Requirements: Copy out every line in which the string "values" occurs.

Records to process:
================================
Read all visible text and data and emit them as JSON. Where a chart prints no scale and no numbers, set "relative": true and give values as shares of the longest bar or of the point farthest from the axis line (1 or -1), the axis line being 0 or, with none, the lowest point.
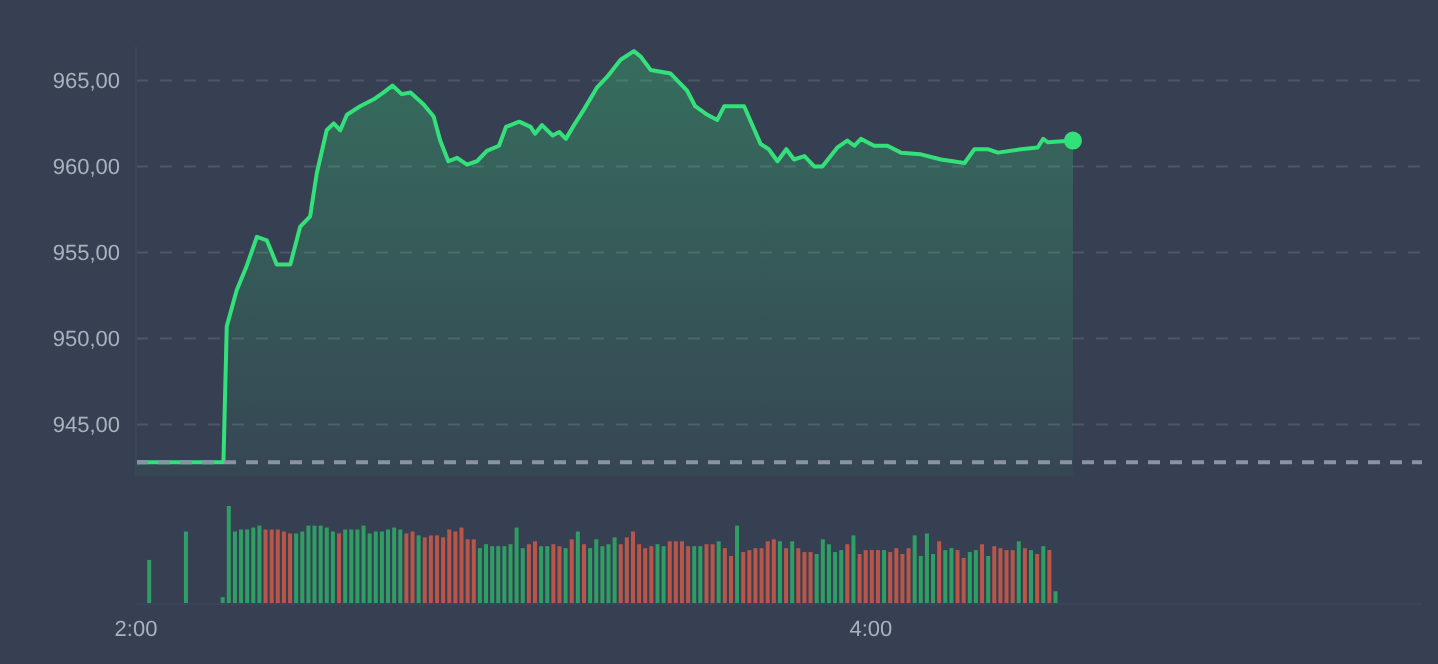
{
  "chart_data": [
    {
      "type": "area",
      "xlim": [
        2,
        5.5
      ],
      "ylim": [
        942,
        967
      ],
      "yticks": [
        {
          "value": 945,
          "label": "945,00"
        },
        {
          "value": 950,
          "label": "950,00"
        },
        {
          "value": 955,
          "label": "955,00"
        },
        {
          "value": 960,
          "label": "960,00"
        },
        {
          "value": 965,
          "label": "965,00"
        }
      ],
      "grid": "y",
      "tick_labels": "y",
      "ref_lines": [
        {
          "axis": "y",
          "value": 942.8,
          "color": "#8a93a3",
          "line_style": "dashed"
        }
      ],
      "series": [
        {
          "color": "#34e07a",
          "x": [
            2.002,
            2.238,
            2.247,
            2.274,
            2.301,
            2.329,
            2.356,
            2.383,
            2.42,
            2.447,
            2.474,
            2.492,
            2.519,
            2.538,
            2.556,
            2.574,
            2.61,
            2.647,
            2.674,
            2.698,
            2.723,
            2.747,
            2.783,
            2.81,
            2.828,
            2.85,
            2.874,
            2.901,
            2.928,
            2.955,
            2.988,
            3.007,
            3.043,
            3.074,
            3.086,
            3.105,
            3.134,
            3.152,
            3.17,
            3.192,
            3.219,
            3.255,
            3.282,
            3.319,
            3.355,
            3.373,
            3.401,
            3.455,
            3.5,
            3.522,
            3.555,
            3.582,
            3.601,
            3.655,
            3.7,
            3.722,
            3.746,
            3.77,
            3.791,
            3.819,
            3.846,
            3.868,
            3.909,
            3.936,
            3.955,
            3.973,
            4.009,
            4.045,
            4.082,
            4.136,
            4.191,
            4.255,
            4.282,
            4.318,
            4.346,
            4.409,
            4.454,
            4.469,
            4.482,
            4.55
          ],
          "values": [
            942.8,
            942.8,
            950.7,
            952.8,
            954.2,
            955.9,
            955.7,
            954.3,
            954.3,
            956.5,
            957.1,
            959.6,
            962.1,
            962.5,
            962.1,
            963.0,
            963.5,
            963.9,
            964.3,
            964.7,
            964.2,
            964.3,
            963.6,
            962.9,
            961.5,
            960.3,
            960.5,
            960.1,
            960.3,
            960.9,
            961.2,
            962.3,
            962.6,
            962.3,
            961.9,
            962.4,
            961.8,
            962.0,
            961.6,
            962.4,
            963.3,
            964.6,
            965.2,
            966.2,
            966.7,
            966.4,
            965.6,
            965.4,
            964.4,
            963.5,
            963.0,
            962.7,
            963.5,
            963.5,
            961.3,
            961.0,
            960.3,
            961.0,
            960.4,
            960.6,
            960.0,
            960.0,
            961.1,
            961.5,
            961.2,
            961.6,
            961.2,
            961.2,
            960.8,
            960.7,
            960.4,
            960.2,
            961.0,
            961.0,
            960.8,
            961.0,
            961.1,
            961.6,
            961.4,
            961.5
          ]
        }
      ]
    },
    {
      "type": "bar",
      "relative": true,
      "xlim": [
        2,
        5.5
      ],
      "xticks": [
        {
          "value": 2,
          "label": "2:00"
        },
        {
          "value": 4,
          "label": "4:00"
        }
      ],
      "tick_labels": "x",
      "x": [
        2.0333,
        2.1333,
        2.2333,
        2.25,
        2.2667,
        2.2833,
        2.3,
        2.3167,
        2.3333,
        2.35,
        2.3667,
        2.3833,
        2.4,
        2.4167,
        2.4333,
        2.45,
        2.4667,
        2.4833,
        2.5,
        2.5167,
        2.5333,
        2.55,
        2.5667,
        2.5833,
        2.6,
        2.6167,
        2.6333,
        2.65,
        2.6667,
        2.6833,
        2.7,
        2.7167,
        2.7333,
        2.75,
        2.7667,
        2.7833,
        2.8,
        2.8167,
        2.8333,
        2.85,
        2.8667,
        2.8833,
        2.9,
        2.9167,
        2.9333,
        2.95,
        2.9667,
        2.9833,
        3,
        3.0167,
        3.0333,
        3.05,
        3.0667,
        3.0833,
        3.1,
        3.1167,
        3.1333,
        3.15,
        3.1667,
        3.1833,
        3.2,
        3.2167,
        3.2333,
        3.25,
        3.2667,
        3.2833,
        3.3,
        3.3167,
        3.3333,
        3.35,
        3.3667,
        3.3833,
        3.4,
        3.4167,
        3.4333,
        3.45,
        3.4667,
        3.4833,
        3.5,
        3.5167,
        3.5333,
        3.55,
        3.5667,
        3.5833,
        3.6,
        3.6167,
        3.6333,
        3.65,
        3.6667,
        3.6833,
        3.7,
        3.7167,
        3.7333,
        3.75,
        3.7667,
        3.7833,
        3.8,
        3.8167,
        3.8333,
        3.85,
        3.8667,
        3.8833,
        3.9,
        3.9167,
        3.9333,
        3.95,
        3.9667,
        3.9833,
        4,
        4.0167,
        4.0333,
        4.05,
        4.0667,
        4.0833,
        4.1,
        4.1167,
        4.1333,
        4.15,
        4.1667,
        4.1833,
        4.2,
        4.2167,
        4.2333,
        4.25,
        4.2667,
        4.2833,
        4.3,
        4.3167,
        4.3333,
        4.35,
        4.3667,
        4.3833,
        4.4,
        4.4167,
        4.4333,
        4.45,
        4.4667,
        4.4833,
        4.5
      ],
      "values": [
        0.45,
        0.74,
        0.07,
        1,
        0.74,
        0.76,
        0.76,
        0.78,
        0.8,
        0.76,
        0.76,
        0.76,
        0.74,
        0.72,
        0.72,
        0.74,
        0.8,
        0.8,
        0.8,
        0.78,
        0.74,
        0.72,
        0.76,
        0.76,
        0.76,
        0.8,
        0.72,
        0.74,
        0.74,
        0.76,
        0.78,
        0.76,
        0.72,
        0.74,
        0.7,
        0.68,
        0.7,
        0.7,
        0.68,
        0.76,
        0.74,
        0.78,
        0.66,
        0.66,
        0.57,
        0.61,
        0.59,
        0.59,
        0.59,
        0.61,
        0.78,
        0.57,
        0.61,
        0.64,
        0.59,
        0.59,
        0.61,
        0.59,
        0.57,
        0.66,
        0.74,
        0.61,
        0.57,
        0.66,
        0.59,
        0.61,
        0.68,
        0.61,
        0.68,
        0.74,
        0.61,
        0.57,
        0.59,
        0.61,
        0.59,
        0.64,
        0.64,
        0.64,
        0.59,
        0.59,
        0.59,
        0.61,
        0.61,
        0.64,
        0.57,
        0.49,
        0.8,
        0.53,
        0.55,
        0.57,
        0.57,
        0.64,
        0.66,
        0.64,
        0.57,
        0.64,
        0.57,
        0.53,
        0.53,
        0.51,
        0.66,
        0.61,
        0.53,
        0.55,
        0.61,
        0.7,
        0.51,
        0.55,
        0.55,
        0.55,
        0.55,
        0.53,
        0.57,
        0.51,
        0.57,
        0.7,
        0.49,
        0.72,
        0.51,
        0.64,
        0.55,
        0.57,
        0.55,
        0.47,
        0.53,
        0.55,
        0.61,
        0.49,
        0.59,
        0.57,
        0.55,
        0.55,
        0.64,
        0.57,
        0.55,
        0.51,
        0.59,
        0.55,
        0.13
      ],
      "colors": [
        "#2f9e64",
        "#2f9e64",
        "#2f9e64",
        "#2f9e64",
        "#2f9e64",
        "#2f9e64",
        "#2f9e64",
        "#2f9e64",
        "#2f9e64",
        "#b8564a",
        "#b8564a",
        "#b8564a",
        "#b8564a",
        "#b8564a",
        "#2f9e64",
        "#2f9e64",
        "#2f9e64",
        "#2f9e64",
        "#2f9e64",
        "#2f9e64",
        "#2f9e64",
        "#b8564a",
        "#2f9e64",
        "#2f9e64",
        "#2f9e64",
        "#2f9e64",
        "#2f9e64",
        "#2f9e64",
        "#2f9e64",
        "#2f9e64",
        "#2f9e64",
        "#2f9e64",
        "#b8564a",
        "#b8564a",
        "#2f9e64",
        "#b8564a",
        "#b8564a",
        "#b8564a",
        "#b8564a",
        "#b8564a",
        "#b8564a",
        "#b8564a",
        "#b8564a",
        "#b8564a",
        "#2f9e64",
        "#2f9e64",
        "#2f9e64",
        "#2f9e64",
        "#2f9e64",
        "#2f9e64",
        "#2f9e64",
        "#2f9e64",
        "#b8564a",
        "#b8564a",
        "#2f9e64",
        "#2f9e64",
        "#b8564a",
        "#b8564a",
        "#2f9e64",
        "#b8564a",
        "#2f9e64",
        "#b8564a",
        "#2f9e64",
        "#2f9e64",
        "#2f9e64",
        "#2f9e64",
        "#2f9e64",
        "#b8564a",
        "#b8564a",
        "#b8564a",
        "#b8564a",
        "#b8564a",
        "#b8564a",
        "#2f9e64",
        "#2f9e64",
        "#b8564a",
        "#b8564a",
        "#b8564a",
        "#b8564a",
        "#2f9e64",
        "#2f9e64",
        "#b8564a",
        "#b8564a",
        "#2f9e64",
        "#b8564a",
        "#b8564a",
        "#2f9e64",
        "#b8564a",
        "#b8564a",
        "#b8564a",
        "#b8564a",
        "#b8564a",
        "#b8564a",
        "#2f9e64",
        "#b8564a",
        "#2f9e64",
        "#b8564a",
        "#b8564a",
        "#b8564a",
        "#2f9e64",
        "#2f9e64",
        "#2f9e64",
        "#2f9e64",
        "#2f9e64",
        "#b8564a",
        "#2f9e64",
        "#b8564a",
        "#b8564a",
        "#b8564a",
        "#b8564a",
        "#2f9e64",
        "#b8564a",
        "#b8564a",
        "#b8564a",
        "#b8564a",
        "#2f9e64",
        "#2f9e64",
        "#2f9e64",
        "#2f9e64",
        "#b8564a",
        "#2f9e64",
        "#2f9e64",
        "#b8564a",
        "#b8564a",
        "#2f9e64",
        "#2f9e64",
        "#b8564a",
        "#2f9e64",
        "#b8564a",
        "#b8564a",
        "#b8564a",
        "#b8564a",
        "#2f9e64",
        "#b8564a",
        "#2f9e64",
        "#b8564a",
        "#2f9e64",
        "#b8564a",
        "#2f9e64"
      ]
    }
  ]
}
================================
Exercise result:
Read all visible text and data and emit them as JSON. Where a chart prints no scale and no numbers, set "relative": true and give values as shares of the longest bar or of the point farthest from the axis line (1 or -1), the axis line being 0 or, with none, the lowest point.
          "values": [
      "values": [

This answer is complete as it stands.